**DOCUMENT TEXT:**

>> BEGIN

From: Fiona Glaser <fiona@x264.com>
Date: Tue, 16 Dec 2008 07:02:49 +0000 (-0800)
Subject: More macroblock_cache optimizations
X-Git-Url: https://granicus.if.org/sourcecode?a=commitdiff_plain;h=8e5d63a544efb6eb0f6677f718033f049c1ccd56;p=libx264

More macroblock_cache optimizations
Patch partially by Loren Merritt
---

diff --git a/common/macroblock.c b/common/macroblock.c
index bf2fe496..d4ed3784 100644
--- a/common/macroblock.c
+++ b/common/macroblock.c
@@ -923,15 +923,16 @@ void x264_prefetch_fenc( x264_t *h, x264_frame_t *fenc, int i_mb_x, int i_mb_y )
 
 static NOINLINE void copy_column8( uint8_t *dst, uint8_t *src )
 {
+    // input pointers are offset by 4 rows because that's faster (smaller instruction size on x86)
     int i;
-    for(i=0; i<8; i++)
+    for( i = -4; i < 4; i++ )
         dst[i*FDEC_STRIDE] = src[i*FDEC_STRIDE];
 }
 
 static void ALWAYS_INLINE x264_macroblock_load_pic_pointers( x264_t *h, int i_mb_x, int i_mb_y, int i)
 {
     const int w = (i == 0 ? 16 : 8);
-    const int i_stride = h->fdec->i_stride[i];
+    const int i_stride = h->fdec->i_stride[!!i];
     const int i_stride2 = i_stride << h->mb.b_interlaced;
     const int i_pix_offset = h->mb.b_interlaced
                            ? w * (i_mb_x + (i_mb_y&~1) * i_stride) + (i_mb_y&1) * i_stride
@@ -985,9 +986,6 @@ void x264_macroblock_cache_load( x264_t *h, int i_mb_x, int i_mb_y )
 
     int i;
 
-    assert( h->mb.i_b8_stride == 2*h->mb.i_mb_stride );
-    assert( h->mb.i_b4_stride == 4*h->mb.i_mb_stride );
-
     /* init index */
     h->mb.i_mb_x = i_mb_x;
     h->mb.i_mb_y = i_mb_y;
@@ -1114,10 +1112,10 @@ void x264_macroblock_cache_load( x264_t *h, int i_mb_x, int i_mb_y )
 
     if( !h->mb.b_interlaced )

>> END

**REQUIRED TASK 1:** In the commit diff, what reason does the added comment give for offsetting the input pointers by 4 rows?
**REQUIRED TASK 2:** Extract the passage of the commit diff that starts with "diff --git a/common/macroblock.c" and goes on through "x264_frame_t *fenc, int i_mb_x, int i_mb_y )", copying it character for character.

**SUPPLIED RECORDS:**
>> BEGIN

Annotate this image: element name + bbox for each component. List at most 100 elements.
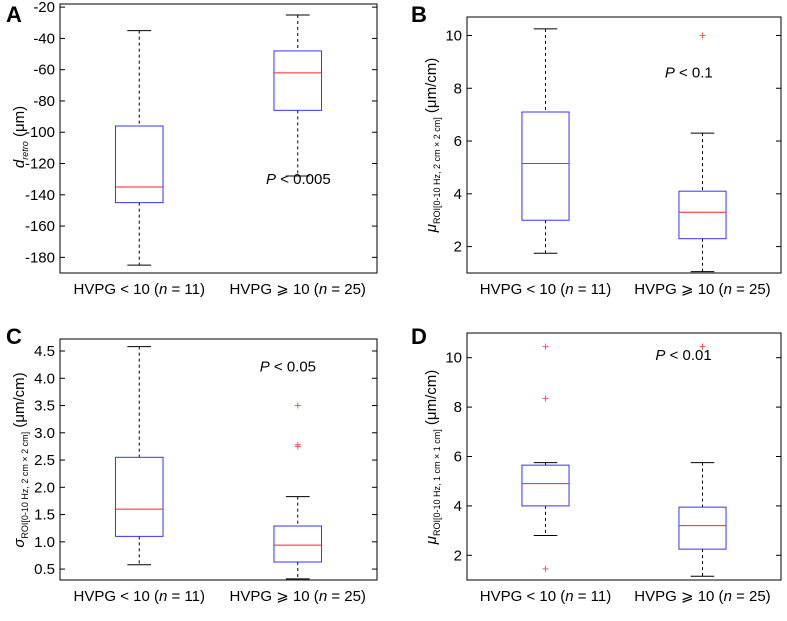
category-label-prefix: HVPG < 10 ( <box>74 588 159 605</box>
y-axis-label-subscript: ROI[0-10 Hz, 2 cm × 2 cm] <box>432 117 442 224</box>
outlier-marker <box>699 32 706 39</box>
p-value-annotation: P < 0.01 <box>655 347 711 364</box>
y-axis-label-subscript: ROI[0-10 Hz, 2 cm × 2 cm] <box>20 432 30 539</box>
panel-label: C <box>6 324 22 349</box>
category-label-prefix: HVPG ⩾ 10 ( <box>230 281 319 298</box>
y-tick-label: -160 <box>25 218 55 235</box>
y-axis-label-unit: (μm/cm) <box>11 372 28 431</box>
category-label: HVPG < 10 (n = 11) <box>480 281 611 298</box>
category-label: HVPG < 10 (n = 11) <box>74 588 205 605</box>
plot-frame <box>466 16 782 274</box>
iqr-box <box>114 456 164 537</box>
y-tick-label: -140 <box>25 187 55 204</box>
category-label-n: n <box>565 588 573 605</box>
y-axis-label-symbol: d <box>11 159 28 168</box>
outlier-marker <box>699 343 706 350</box>
iqr-box <box>678 190 727 240</box>
category-label: HVPG ⩾ 10 (n = 25) <box>634 588 770 605</box>
y-tick-label: 3.0 <box>34 425 55 442</box>
category-label-prefix: HVPG ⩾ 10 ( <box>634 281 723 298</box>
y-tick-label: 4.0 <box>34 370 55 387</box>
y-axis-label: σROI[0-10 Hz, 2 cm × 2 cm] (μm/cm) <box>11 372 30 547</box>
category-label-n: n <box>724 281 732 298</box>
y-tick-label: -80 <box>33 93 55 110</box>
y-axis-label-symbol: σ <box>11 538 28 548</box>
y-axis-label: dretro (μm) <box>11 106 30 168</box>
y-axis-label-subscript: retro <box>20 141 30 160</box>
category-label-prefix: HVPG < 10 ( <box>480 281 565 298</box>
outlier-marker <box>294 441 301 448</box>
box-group-1 <box>114 346 164 566</box>
category-label: HVPG < 10 (n = 11) <box>74 281 205 298</box>
category-label-suffix: = 11) <box>574 588 612 605</box>
y-tick-label: 6 <box>454 133 462 150</box>
p-value-text: < 0.01 <box>665 347 711 364</box>
p-value-text: < 0.05 <box>270 358 316 375</box>
category-label-suffix: = 25) <box>327 281 366 298</box>
y-tick-label: 8 <box>454 399 462 416</box>
y-tick-label: 1.5 <box>34 507 55 524</box>
category-label-suffix: = 11) <box>167 281 205 298</box>
y-tick-label: 4 <box>454 498 462 515</box>
p-value-symbol: P <box>260 358 270 375</box>
outlier-marker <box>542 343 549 350</box>
category-label: HVPG ⩾ 10 (n = 25) <box>230 281 366 298</box>
category-label: HVPG ⩾ 10 (n = 25) <box>634 281 770 298</box>
category-label-n: n <box>159 588 167 605</box>
category-label-suffix: = 11) <box>167 588 205 605</box>
category-label: HVPG ⩾ 10 (n = 25) <box>230 588 366 605</box>
plot-frame <box>59 3 378 274</box>
category-label-prefix: HVPG < 10 ( <box>74 281 159 298</box>
category-label-suffix: = 25) <box>732 281 771 298</box>
category-label-prefix: HVPG ⩾ 10 ( <box>634 588 723 605</box>
y-tick-label: 2.5 <box>34 452 55 469</box>
y-tick-label: -180 <box>25 249 55 266</box>
category-label-suffix: = 11) <box>574 281 612 298</box>
category-label-n: n <box>724 588 732 605</box>
box-group-2 <box>678 32 727 273</box>
category-label-suffix: = 25) <box>327 588 366 605</box>
outlier-marker <box>542 395 549 402</box>
y-tick-label: 0.5 <box>34 561 55 578</box>
plot-frame <box>59 338 378 581</box>
iqr-box <box>521 111 570 221</box>
iqr-box <box>678 506 727 550</box>
outlier-marker <box>542 565 549 572</box>
outlier-marker <box>294 402 301 409</box>
y-axis-label-unit: (μm/cm) <box>423 370 440 429</box>
panel-label: B <box>411 2 427 27</box>
p-value-text: < 0.005 <box>276 171 331 188</box>
y-axis-label-subscript: ROI[0-10 Hz, 1 cm × 1 cm] <box>432 429 442 536</box>
y-tick-label: -120 <box>25 156 55 173</box>
y-axis-label-unit: (μm) <box>11 106 28 141</box>
y-tick-label: -40 <box>33 30 55 47</box>
p-value-symbol: P <box>665 64 675 81</box>
y-tick-label: 2 <box>454 239 462 256</box>
p-value-text: < 0.1 <box>675 64 713 81</box>
y-tick-label: 1.0 <box>34 534 55 551</box>
box-group-1 <box>114 30 164 266</box>
y-tick-label: 6 <box>454 449 462 466</box>
y-tick-label: 4.5 <box>34 343 55 360</box>
category-label-suffix: = 25) <box>732 588 771 605</box>
y-tick-label: 2 <box>454 547 462 564</box>
y-tick-label: 4 <box>454 186 462 203</box>
iqr-box <box>273 525 323 563</box>
p-value-symbol: P <box>266 171 276 188</box>
y-tick-label: -60 <box>33 62 55 79</box>
y-tick-label: 10 <box>445 350 462 367</box>
p-value-annotation: P < 0.05 <box>260 358 316 375</box>
y-axis-label: μROI[0-10 Hz, 1 cm × 1 cm] (μm/cm) <box>423 370 442 545</box>
y-tick-label: 2.0 <box>34 479 55 496</box>
box-group-2 <box>273 14 323 177</box>
box-group-1 <box>521 28 570 254</box>
plot-frame <box>466 332 782 581</box>
y-tick-label: 8 <box>454 80 462 97</box>
category-label-n: n <box>159 281 167 298</box>
panel-a: A -20 -40 -60 -80 -100 -120 -140 -160 -180 dretro … <box>6 0 378 298</box>
y-axis-label-symbol: μ <box>423 224 440 233</box>
y-axis-label: μROI[0-10 Hz, 2 cm × 2 cm] (μm/cm) <box>423 58 442 233</box>
category-label: HVPG < 10 (n = 11) <box>480 588 611 605</box>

>> END

**TASK RESULT 1:** It's faster, because the instruction size on x86 is smaller.

**TASK RESULT 2:**
diff --git a/common/macroblock.c b/common/macroblock.c
index bf2fe496..d4ed3784 100644
--- a/common/macroblock.c
+++ b/common/macroblock.c
@@ -923,15 +923,16 @@ void x264_prefetch_fenc( x264_t *h, x264_frame_t *fenc, int i_mb_x, int i_mb_y )